━━ Supplied material ━━

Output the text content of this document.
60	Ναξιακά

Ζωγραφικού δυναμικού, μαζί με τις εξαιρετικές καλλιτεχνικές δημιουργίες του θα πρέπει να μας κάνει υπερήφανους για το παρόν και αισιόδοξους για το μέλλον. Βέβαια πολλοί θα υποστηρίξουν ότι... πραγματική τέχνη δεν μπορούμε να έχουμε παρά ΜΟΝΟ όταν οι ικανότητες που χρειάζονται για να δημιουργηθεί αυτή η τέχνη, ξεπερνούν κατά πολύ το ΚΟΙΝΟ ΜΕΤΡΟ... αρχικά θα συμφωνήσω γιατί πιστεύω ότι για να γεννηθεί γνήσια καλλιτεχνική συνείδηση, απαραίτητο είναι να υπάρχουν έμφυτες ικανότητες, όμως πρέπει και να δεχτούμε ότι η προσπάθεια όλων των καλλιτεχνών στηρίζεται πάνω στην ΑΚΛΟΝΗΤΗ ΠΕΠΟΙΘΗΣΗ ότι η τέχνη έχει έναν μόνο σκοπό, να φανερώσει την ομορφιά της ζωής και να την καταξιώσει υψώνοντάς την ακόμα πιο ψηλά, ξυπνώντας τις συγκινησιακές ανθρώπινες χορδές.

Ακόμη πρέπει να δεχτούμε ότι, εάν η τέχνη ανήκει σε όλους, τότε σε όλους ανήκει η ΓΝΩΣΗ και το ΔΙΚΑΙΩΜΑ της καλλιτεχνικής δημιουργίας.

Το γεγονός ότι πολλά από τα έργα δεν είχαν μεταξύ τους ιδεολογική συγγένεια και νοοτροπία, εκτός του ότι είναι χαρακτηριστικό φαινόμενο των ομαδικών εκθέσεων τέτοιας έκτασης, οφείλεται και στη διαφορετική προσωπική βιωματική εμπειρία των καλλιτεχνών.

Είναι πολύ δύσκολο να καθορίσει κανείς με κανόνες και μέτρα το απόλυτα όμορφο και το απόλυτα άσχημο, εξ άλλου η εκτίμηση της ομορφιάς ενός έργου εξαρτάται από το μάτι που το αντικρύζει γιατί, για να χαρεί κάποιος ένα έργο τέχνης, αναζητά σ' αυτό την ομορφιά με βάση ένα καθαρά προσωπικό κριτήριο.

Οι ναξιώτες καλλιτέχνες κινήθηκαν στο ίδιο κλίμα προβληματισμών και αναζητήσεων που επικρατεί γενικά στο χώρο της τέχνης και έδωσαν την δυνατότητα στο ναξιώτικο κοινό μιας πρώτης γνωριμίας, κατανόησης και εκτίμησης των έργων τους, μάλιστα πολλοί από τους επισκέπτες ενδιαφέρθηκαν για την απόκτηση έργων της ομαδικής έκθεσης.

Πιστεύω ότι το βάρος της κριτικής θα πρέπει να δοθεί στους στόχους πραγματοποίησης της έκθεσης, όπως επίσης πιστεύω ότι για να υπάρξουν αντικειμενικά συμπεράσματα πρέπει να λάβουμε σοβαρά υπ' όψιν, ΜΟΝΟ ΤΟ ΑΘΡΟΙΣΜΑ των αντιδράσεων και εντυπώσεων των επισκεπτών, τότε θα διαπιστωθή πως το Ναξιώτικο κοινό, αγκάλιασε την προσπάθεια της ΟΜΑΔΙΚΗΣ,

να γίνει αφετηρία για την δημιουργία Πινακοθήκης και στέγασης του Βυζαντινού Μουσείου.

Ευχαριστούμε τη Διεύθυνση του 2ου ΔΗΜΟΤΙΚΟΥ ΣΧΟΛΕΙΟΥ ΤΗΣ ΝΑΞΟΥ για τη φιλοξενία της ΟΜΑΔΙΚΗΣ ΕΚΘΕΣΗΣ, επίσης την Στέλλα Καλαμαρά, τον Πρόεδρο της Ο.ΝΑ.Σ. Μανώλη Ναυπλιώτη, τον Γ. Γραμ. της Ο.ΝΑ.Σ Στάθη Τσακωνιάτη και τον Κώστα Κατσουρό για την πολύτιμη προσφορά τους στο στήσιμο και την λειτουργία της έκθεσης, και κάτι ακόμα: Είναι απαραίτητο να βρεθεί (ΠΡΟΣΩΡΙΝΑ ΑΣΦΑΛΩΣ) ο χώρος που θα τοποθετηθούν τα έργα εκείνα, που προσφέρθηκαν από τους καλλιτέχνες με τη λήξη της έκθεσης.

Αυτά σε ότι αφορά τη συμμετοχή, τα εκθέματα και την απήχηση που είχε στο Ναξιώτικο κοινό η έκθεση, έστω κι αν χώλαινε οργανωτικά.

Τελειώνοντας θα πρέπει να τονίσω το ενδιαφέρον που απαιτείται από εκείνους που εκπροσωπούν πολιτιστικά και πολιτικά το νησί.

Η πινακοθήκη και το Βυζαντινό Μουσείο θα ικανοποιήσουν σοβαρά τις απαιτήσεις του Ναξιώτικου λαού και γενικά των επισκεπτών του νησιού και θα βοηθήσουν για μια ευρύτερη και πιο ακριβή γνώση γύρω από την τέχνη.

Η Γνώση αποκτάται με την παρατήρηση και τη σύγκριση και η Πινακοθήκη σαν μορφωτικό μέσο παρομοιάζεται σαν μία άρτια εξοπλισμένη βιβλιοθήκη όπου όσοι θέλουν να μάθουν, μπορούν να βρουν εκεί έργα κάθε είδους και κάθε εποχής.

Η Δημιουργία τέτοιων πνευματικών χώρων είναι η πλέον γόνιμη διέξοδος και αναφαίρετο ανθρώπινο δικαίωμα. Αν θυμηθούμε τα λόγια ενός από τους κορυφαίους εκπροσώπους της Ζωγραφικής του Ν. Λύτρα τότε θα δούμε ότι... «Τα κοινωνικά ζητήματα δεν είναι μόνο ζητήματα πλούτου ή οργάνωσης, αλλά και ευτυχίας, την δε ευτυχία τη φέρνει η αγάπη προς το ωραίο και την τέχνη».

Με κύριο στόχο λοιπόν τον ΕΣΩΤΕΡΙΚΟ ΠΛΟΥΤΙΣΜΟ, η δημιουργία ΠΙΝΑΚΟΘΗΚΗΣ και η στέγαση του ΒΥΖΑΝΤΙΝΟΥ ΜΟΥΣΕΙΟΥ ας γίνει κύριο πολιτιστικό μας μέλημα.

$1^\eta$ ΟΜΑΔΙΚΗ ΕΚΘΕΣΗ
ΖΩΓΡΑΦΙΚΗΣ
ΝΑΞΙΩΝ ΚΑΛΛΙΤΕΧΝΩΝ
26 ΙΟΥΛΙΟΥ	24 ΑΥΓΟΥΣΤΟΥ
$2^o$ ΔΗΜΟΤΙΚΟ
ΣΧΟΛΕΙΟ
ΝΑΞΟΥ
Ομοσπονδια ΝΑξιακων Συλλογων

━━━

▸ Short problem
Write every entry out again exactly.

▸ Written response
Output the text content of this document.
60	Ναξιακά

Ζωγραφικού δυναμικού, μαζί με τις εξαιρετικές καλλιτεχνικές δημιουργίες του θα πρέπει να μας κάνει υπερήφανους για το παρόν και αισιόδοξους για το μέλλον. Βέβαια πολλοί θα υποστηρίξουν ότι... πραγματική τέχνη δεν μπορούμε να έχουμε παρά ΜΟΝΟ όταν οι ικανότητες που χρειάζονται για να δημιουργηθεί αυτή η τέχνη, ξεπερνούν κατά πολύ το ΚΟΙΝΟ ΜΕΤΡΟ... αρχικά θα συμφωνήσω γιατί πιστεύω ότι για να γεννηθεί γνήσια καλλιτεχνική συνείδηση, απαραίτητο είναι να υπάρχουν έμφυτες ικανότητες, όμως πρέπει και να δεχτούμε ότι η προσπάθεια όλων των καλλιτεχνών στηρίζεται πάνω στην ΑΚΛΟΝΗΤΗ ΠΕΠΟΙΘΗΣΗ ότι η τέχνη έχει έναν μόνο σκοπό, να φανερώσει την ομορφιά της ζωής και να την καταξιώσει υψώνοντάς την ακόμα πιο ψηλά, ξυπνώντας τις συγκινησιακές ανθρώπινες χορδές.

Ακόμη πρέπει να δεχτούμε ότι, εάν η τέχνη ανήκει σε όλους, τότε σε όλους ανήκει η ΓΝΩΣΗ και το ΔΙΚΑΙΩΜΑ της καλλιτεχνικής δημιουργίας.

Το γεγονός ότι πολλά από τα έργα δεν είχαν μεταξύ τους ιδεολογική συγγένεια και νοοτροπία, εκτός του ότι είναι χαρακτηριστικό φαινόμενο των ομαδικών εκθέσεων τέτοιας έκτασης, οφείλεται και στη διαφορετική προσωπική βιωματική εμπειρία των καλλιτεχνών.

Είναι πολύ δύσκολο να καθορίσει κανείς με κανόνες και μέτρα το απόλυτα όμορφο και το απόλυτα άσχημο, εξ άλλου η εκτίμηση της ομορφιάς ενός έργου εξαρτάται από το μάτι που το αντικρύζει γιατί, για να χαρεί κάποιος ένα έργο τέχνης, αναζητά σ' αυτό την ομορφιά με βάση ένα καθαρά προσωπικό κριτήριο.

Οι ναξιώτες καλλιτέχνες κινήθηκαν στο ίδιο κλίμα προβληματισμών και αναζητήσεων που επικρατεί γενικά στο χώρο της τέχνης και έδωσαν την δυνατότητα στο ναξιώτικο κοινό μιας πρώτης γνωριμίας, κατανόησης και εκτίμησης των έργων τους, μάλιστα πολλοί από τους επισκέπτες ενδιαφέρθηκαν για την απόκτηση έργων της ομαδικής έκθεσης.

Πιστεύω ότι το βάρος της κριτικής θα πρέπει να δοθεί στους στόχους πραγματοποίησης της έκθεσης, όπως επίσης πιστεύω ότι για να υπάρξουν αντικειμενικά συμπεράσματα πρέπει να λάβουμε σοβαρά υπ' όψιν, ΜΟΝΟ ΤΟ ΑΘΡΟΙΣΜΑ των αντιδράσεων και εντυπώσεων των επισκεπτών, τότε θα διαπιστωθή πως το Ναξιώτικο κοινό, αγκάλιασε την προσπάθεια της ΟΜΑΔΙΚΗΣ,

να γίνει αφετηρία για την δημιουργία Πινακοθήκης και στέγασης του Βυζαντινού Μουσείου.

Ευχαριστούμε τη Διεύθυνση του 2ου ΔΗΜΟΤΙΚΟΥ ΣΧΟΛΕΙΟΥ ΤΗΣ ΝΑΞΟΥ για τη φιλοξενία της ΟΜΑΔΙΚΗΣ ΕΚΘΕΣΗΣ, επίσης την Στέλλα Καλαμαρά, τον Πρόεδρο της Ο.ΝΑ.Σ. Μανώλη Ναυπλιώτη, τον Γ. Γραμ. της Ο.ΝΑ.Σ Στάθη Τσακωνιάτη και τον Κώστα Κατσουρό για την πολύτιμη προσφορά τους στο στήσιμο και την λειτουργία της έκθεσης, και κάτι ακόμα: Είναι απαραίτητο να βρεθεί (ΠΡΟΣΩΡΙΝΑ ΑΣΦΑΛΩΣ) ο χώρος που θα τοποθετηθούν τα έργα εκείνα, που προσφέρθηκαν από τους καλλιτέχνες με τη λήξη της έκθεσης.

Αυτά σε ότι αφορά τη συμμετοχή, τα εκθέματα και την απήχηση που είχε στο Ναξιώτικο κοινό η έκθεση, έστω κι αν χώλαινε οργανωτικά.

Τελειώνοντας θα πρέπει να τονίσω το ενδιαφέρον που απαιτείται από εκείνους που εκπροσωπούν πολιτιστικά και πολιτικά το νησί.

Η πινακοθήκη και το Βυζαντινό Μουσείο θα ικανοποιήσουν σοβαρά τις απαιτήσεις του Ναξιώτικου λαού και γενικά των επισκεπτών του νησιού και θα βοηθήσουν για μια ευρύτερη και πιο ακριβή γνώση γύρω από την τέχνη.

Η Γνώση αποκτάται με την παρατήρηση και τη σύγκριση και η Πινακοθήκη σαν μορφωτικό μέσο παρομοιάζεται σαν μία άρτια εξοπλισμένη βιβλιοθήκη όπου όσοι θέλουν να μάθουν, μπορούν να βρουν εκεί έργα κάθε είδους και κάθε εποχής.

Η Δημιουργία τέτοιων πνευματικών χώρων είναι η πλέον γόνιμη διέξοδος και αναφαίρετο ανθρώπινο δικαίωμα. Αν θυμηθούμε τα λόγια ενός από τους κορυφαίους εκπροσώπους της Ζωγραφικής του Ν. Λύτρα τότε θα δούμε ότι... «Τα κοινωνικά ζητήματα δεν είναι μόνο ζητήματα πλούτου ή οργάνωσης, αλλά και ευτυχίας, την δε ευτυχία τη φέρνει η αγάπη προς το ωραίο και την τέχνη».

Με κύριο στόχο λοιπόν τον ΕΣΩΤΕΡΙΚΟ ΠΛΟΥΤΙΣΜΟ, η δημιουργία ΠΙΝΑΚΟΘΗΚΗΣ και η στέγαση του ΒΥΖΑΝΤΙΝΟΥ ΜΟΥΣΕΙΟΥ ας γίνει κύριο πολιτιστικό μας μέλημα.

$1^\eta$ ΟΜΑΔΙΚΗ ΕΚΘΕΣΗ
ΖΩΓΡΑΦΙΚΗΣ
ΝΑΞΙΩΝ ΚΑΛΛΙΤΕΧΝΩΝ
26 ΙΟΥΛΙΟΥ	24 ΑΥΓΟΥΣΤΟΥ
$2^o$ ΔΗΜΟΤΙΚΟ
ΣΧΟΛΕΙΟ
ΝΑΞΟΥ
Ομοσπονδια ΝΑξιακων Συλλογων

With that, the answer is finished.